Figure collection entries
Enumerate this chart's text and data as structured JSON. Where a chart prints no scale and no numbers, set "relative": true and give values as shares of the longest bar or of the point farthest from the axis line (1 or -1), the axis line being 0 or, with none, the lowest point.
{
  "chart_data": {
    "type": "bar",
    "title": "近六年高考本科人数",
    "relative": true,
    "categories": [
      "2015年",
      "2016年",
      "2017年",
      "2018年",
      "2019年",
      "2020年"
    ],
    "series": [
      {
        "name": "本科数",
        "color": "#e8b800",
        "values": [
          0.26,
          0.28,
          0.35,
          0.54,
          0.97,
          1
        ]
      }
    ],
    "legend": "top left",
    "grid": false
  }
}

* _Problem details_
Set out the complete listing exactly as shown.

* _Exercise response_
Enumerate this chart's text and data as structured JSON. Where a chart prints no scale and no numbers, set "relative": true and give values as shares of the longest bar or of the point farthest from the axis line (1 or -1), the axis line being 0 or, with none, the lowest point.
{
  "chart_data": {
    "type": "bar",
    "title": "近六年高考本科人数",
    "relative": true,
    "categories": [
      "2015年",
      "2016年",
      "2017年",
      "2018年",
      "2019年",
      "2020年"
    ],
    "series": [
      {
        "name": "本科数",
        "color": "#e8b800",
        "values": [
          0.26,
          0.28,
          0.35,
          0.54,
          0.97,
          1
        ]
      }
    ],
    "legend": "top left",
    "grid": false
  }
}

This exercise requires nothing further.